Dataset records on visual material
┌────────

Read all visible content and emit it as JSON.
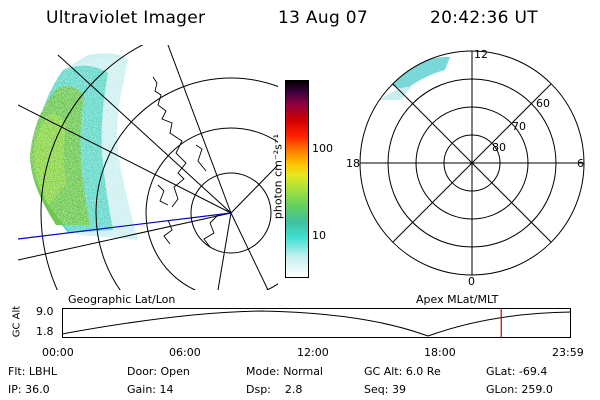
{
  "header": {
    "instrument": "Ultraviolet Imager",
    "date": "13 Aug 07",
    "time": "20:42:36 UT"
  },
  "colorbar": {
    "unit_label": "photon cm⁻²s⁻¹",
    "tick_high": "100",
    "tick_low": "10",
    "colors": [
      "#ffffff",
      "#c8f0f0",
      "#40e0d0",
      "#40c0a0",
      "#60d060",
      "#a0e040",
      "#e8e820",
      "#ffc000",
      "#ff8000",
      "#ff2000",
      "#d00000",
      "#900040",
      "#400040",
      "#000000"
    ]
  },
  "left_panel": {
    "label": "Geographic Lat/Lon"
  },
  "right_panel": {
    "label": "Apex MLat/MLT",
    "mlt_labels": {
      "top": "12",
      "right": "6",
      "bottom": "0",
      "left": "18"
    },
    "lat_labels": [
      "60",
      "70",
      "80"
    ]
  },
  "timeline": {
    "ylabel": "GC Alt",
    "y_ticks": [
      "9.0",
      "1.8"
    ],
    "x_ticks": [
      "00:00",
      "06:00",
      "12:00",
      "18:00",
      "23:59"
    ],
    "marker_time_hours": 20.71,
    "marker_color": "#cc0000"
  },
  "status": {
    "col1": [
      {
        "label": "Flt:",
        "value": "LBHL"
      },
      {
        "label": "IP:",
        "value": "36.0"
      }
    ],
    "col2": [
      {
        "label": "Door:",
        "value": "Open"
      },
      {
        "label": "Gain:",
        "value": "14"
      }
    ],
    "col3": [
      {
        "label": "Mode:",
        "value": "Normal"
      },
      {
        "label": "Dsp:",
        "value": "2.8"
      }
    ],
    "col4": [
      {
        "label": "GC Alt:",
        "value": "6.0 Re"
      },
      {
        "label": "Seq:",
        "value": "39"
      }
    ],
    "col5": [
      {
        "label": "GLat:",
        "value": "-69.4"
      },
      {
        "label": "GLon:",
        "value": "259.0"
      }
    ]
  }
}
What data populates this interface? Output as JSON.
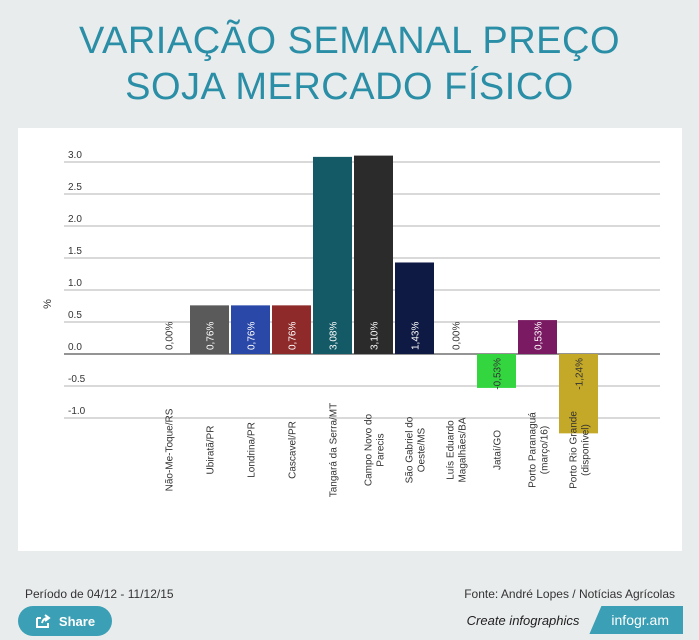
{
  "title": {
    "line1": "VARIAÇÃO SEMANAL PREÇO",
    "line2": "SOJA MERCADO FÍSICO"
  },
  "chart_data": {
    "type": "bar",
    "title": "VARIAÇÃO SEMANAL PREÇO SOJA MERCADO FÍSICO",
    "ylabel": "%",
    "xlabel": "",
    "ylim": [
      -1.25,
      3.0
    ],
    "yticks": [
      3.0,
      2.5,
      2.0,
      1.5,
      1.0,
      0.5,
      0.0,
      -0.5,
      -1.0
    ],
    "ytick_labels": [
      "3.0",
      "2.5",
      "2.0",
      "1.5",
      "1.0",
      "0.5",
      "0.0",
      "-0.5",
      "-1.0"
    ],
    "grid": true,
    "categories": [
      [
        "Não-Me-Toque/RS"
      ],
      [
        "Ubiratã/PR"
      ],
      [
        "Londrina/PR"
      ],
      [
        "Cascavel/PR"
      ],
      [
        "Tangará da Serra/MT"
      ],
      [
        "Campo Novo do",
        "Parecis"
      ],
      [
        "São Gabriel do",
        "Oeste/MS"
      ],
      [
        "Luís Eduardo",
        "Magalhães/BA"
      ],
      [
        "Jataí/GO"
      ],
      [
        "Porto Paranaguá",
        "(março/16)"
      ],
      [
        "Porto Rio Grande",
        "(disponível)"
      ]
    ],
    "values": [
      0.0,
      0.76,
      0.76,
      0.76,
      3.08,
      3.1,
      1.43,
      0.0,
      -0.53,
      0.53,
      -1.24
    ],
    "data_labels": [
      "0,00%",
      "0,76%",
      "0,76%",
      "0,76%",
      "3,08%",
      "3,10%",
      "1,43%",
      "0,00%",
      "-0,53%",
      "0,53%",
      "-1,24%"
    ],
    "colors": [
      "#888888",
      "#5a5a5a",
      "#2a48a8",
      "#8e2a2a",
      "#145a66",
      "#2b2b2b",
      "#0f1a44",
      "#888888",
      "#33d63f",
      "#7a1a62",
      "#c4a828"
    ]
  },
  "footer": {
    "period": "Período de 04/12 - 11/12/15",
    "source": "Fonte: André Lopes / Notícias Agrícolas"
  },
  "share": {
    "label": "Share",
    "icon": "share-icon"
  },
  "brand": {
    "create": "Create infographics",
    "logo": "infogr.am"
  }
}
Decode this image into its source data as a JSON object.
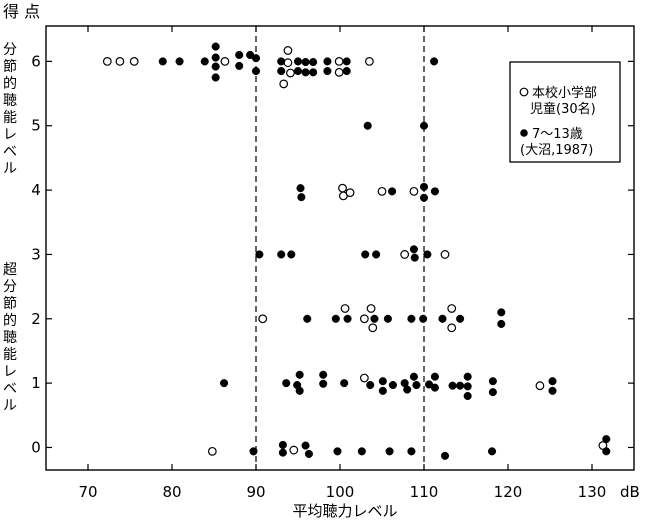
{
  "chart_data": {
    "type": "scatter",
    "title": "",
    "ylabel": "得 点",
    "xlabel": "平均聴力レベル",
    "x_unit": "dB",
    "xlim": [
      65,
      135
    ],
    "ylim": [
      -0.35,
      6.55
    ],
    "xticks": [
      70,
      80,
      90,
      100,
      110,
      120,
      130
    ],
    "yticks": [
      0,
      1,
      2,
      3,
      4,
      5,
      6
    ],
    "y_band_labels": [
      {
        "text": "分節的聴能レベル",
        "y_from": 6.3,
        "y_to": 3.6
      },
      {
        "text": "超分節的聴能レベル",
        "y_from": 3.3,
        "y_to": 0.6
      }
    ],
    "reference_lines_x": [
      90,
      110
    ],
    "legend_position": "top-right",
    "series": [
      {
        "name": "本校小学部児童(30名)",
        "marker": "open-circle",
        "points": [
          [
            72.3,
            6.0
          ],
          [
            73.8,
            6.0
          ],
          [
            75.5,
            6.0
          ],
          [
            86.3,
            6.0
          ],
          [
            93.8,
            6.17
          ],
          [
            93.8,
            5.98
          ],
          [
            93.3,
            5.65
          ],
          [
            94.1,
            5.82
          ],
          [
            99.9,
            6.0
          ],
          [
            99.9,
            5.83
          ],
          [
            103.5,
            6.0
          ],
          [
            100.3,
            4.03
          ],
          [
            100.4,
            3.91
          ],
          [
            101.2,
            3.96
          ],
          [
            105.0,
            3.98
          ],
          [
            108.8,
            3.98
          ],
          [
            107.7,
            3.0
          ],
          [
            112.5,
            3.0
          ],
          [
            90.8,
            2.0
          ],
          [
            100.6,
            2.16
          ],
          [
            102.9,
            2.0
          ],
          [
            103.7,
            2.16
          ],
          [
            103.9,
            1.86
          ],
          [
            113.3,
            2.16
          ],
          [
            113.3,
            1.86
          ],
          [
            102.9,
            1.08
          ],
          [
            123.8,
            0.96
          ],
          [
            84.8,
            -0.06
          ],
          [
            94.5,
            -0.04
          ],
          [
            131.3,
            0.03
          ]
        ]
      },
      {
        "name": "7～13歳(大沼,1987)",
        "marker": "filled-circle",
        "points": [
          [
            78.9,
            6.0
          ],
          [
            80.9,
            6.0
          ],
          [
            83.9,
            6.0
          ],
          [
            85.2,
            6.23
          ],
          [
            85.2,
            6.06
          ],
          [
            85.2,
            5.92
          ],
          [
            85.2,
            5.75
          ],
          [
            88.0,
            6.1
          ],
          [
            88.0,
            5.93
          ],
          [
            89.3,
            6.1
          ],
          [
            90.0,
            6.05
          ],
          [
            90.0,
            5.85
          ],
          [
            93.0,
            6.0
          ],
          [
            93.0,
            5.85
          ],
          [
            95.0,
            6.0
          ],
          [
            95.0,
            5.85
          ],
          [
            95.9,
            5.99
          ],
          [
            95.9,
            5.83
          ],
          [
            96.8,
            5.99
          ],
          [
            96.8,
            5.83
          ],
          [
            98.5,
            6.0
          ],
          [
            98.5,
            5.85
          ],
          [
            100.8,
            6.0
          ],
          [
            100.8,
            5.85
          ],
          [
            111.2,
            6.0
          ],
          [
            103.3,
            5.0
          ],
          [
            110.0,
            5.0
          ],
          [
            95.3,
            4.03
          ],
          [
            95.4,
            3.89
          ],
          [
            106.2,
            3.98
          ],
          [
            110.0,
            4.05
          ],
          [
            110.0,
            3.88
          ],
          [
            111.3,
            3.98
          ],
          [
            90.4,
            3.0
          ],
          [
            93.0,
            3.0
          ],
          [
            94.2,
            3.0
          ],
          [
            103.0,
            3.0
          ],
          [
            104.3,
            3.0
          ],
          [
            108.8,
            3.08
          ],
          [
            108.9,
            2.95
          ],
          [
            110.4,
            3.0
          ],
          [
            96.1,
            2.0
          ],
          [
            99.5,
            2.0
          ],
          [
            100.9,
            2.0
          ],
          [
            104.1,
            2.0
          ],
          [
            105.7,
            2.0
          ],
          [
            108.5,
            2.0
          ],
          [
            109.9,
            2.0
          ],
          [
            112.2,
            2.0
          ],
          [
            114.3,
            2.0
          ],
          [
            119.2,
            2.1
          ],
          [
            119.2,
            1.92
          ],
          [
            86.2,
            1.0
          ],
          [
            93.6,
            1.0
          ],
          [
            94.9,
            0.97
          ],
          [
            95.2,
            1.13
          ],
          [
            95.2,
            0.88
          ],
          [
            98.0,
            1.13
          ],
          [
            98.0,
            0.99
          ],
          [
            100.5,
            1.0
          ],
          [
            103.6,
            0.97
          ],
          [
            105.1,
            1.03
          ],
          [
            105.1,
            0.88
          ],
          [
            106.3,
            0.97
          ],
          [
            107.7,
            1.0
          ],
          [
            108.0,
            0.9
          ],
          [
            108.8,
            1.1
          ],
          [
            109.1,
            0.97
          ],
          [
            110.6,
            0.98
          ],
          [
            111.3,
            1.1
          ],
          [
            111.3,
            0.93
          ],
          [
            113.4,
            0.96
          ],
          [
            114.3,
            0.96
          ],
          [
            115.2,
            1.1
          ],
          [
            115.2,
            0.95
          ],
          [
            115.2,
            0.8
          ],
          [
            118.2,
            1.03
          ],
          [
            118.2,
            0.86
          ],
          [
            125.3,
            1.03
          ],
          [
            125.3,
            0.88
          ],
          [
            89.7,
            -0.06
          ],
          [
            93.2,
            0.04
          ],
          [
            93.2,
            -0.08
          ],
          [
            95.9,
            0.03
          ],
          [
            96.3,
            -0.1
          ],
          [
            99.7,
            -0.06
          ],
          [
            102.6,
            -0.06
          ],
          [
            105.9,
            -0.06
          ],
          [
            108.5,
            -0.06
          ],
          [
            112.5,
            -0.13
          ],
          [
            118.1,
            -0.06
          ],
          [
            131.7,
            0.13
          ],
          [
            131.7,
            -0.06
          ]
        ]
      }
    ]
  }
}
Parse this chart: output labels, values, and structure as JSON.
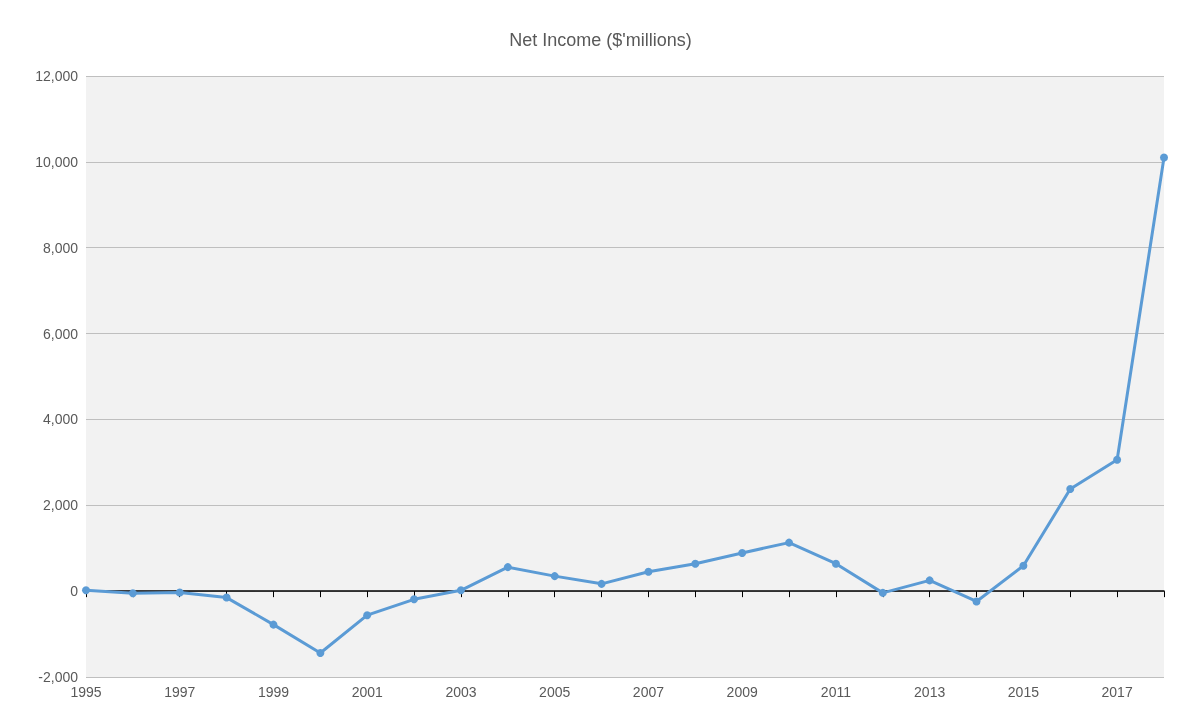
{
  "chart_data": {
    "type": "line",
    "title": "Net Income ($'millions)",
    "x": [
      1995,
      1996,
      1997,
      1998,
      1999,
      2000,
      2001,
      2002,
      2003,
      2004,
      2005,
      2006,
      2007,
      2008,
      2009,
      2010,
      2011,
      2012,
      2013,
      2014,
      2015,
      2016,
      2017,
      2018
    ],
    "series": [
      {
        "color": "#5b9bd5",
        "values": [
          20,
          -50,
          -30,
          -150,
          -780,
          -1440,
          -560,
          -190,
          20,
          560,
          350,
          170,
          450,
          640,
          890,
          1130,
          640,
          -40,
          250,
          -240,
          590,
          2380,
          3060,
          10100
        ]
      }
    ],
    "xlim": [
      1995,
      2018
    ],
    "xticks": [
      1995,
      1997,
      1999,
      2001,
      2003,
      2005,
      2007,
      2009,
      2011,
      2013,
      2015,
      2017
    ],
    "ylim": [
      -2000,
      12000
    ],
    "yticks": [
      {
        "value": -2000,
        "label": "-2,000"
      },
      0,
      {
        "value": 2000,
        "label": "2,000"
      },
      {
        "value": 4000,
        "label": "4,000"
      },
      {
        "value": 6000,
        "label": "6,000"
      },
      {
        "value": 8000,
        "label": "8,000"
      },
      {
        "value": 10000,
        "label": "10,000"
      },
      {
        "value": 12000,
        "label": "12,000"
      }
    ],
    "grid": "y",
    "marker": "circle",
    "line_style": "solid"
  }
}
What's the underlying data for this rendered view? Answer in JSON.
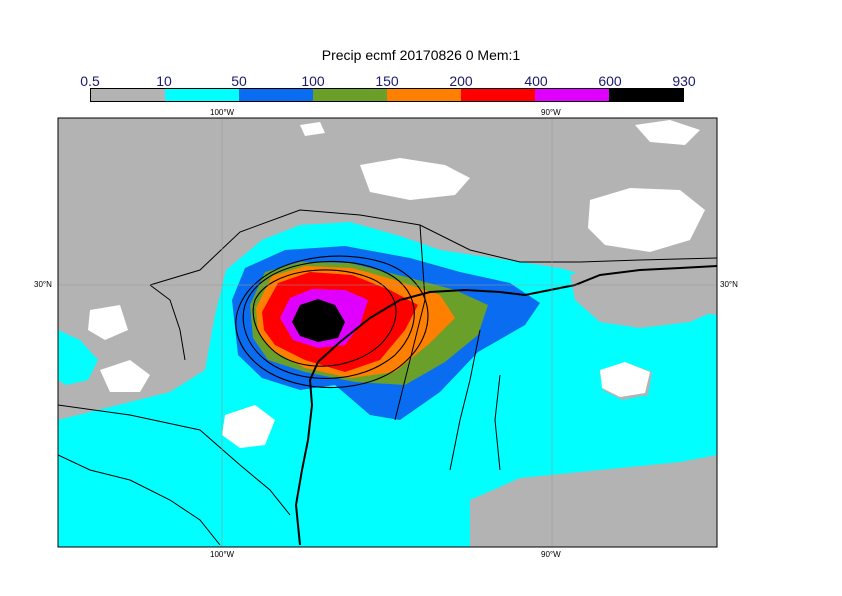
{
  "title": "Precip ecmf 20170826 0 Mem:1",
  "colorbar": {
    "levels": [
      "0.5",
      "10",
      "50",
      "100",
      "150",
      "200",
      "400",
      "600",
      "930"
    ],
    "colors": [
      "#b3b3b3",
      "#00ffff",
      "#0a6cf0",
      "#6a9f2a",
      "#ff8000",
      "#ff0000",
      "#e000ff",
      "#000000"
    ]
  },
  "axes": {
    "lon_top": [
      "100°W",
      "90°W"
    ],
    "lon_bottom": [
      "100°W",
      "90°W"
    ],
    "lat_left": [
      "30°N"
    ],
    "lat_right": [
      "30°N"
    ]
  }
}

└────────

- **Task statement**
Only the lines from the line bearing "What's the underlying" to the end of the listing above, both inclusive, should be extracted verbatim; the pictures are excluded.

- **Written answer**
What's the underlying data for this rendered view? Answer in JSON.
{
  "title": "Precip ecmf 20170826 0 Mem:1",
  "colorbar": {
    "levels": [
      "0.5",
      "10",
      "50",
      "100",
      "150",
      "200",
      "400",
      "600",
      "930"
    ],
    "colors": [
      "#b3b3b3",
      "#00ffff",
      "#0a6cf0",
      "#6a9f2a",
      "#ff8000",
      "#ff0000",
      "#e000ff",
      "#000000"
    ]
  },
  "axes": {
    "lon_top": [
      "100°W",
      "90°W"
    ],
    "lon_bottom": [
      "100°W",
      "90°W"
    ],
    "lat_left": [
      "30°N"
    ],
    "lat_right": [
      "30°N"
    ]
  }
}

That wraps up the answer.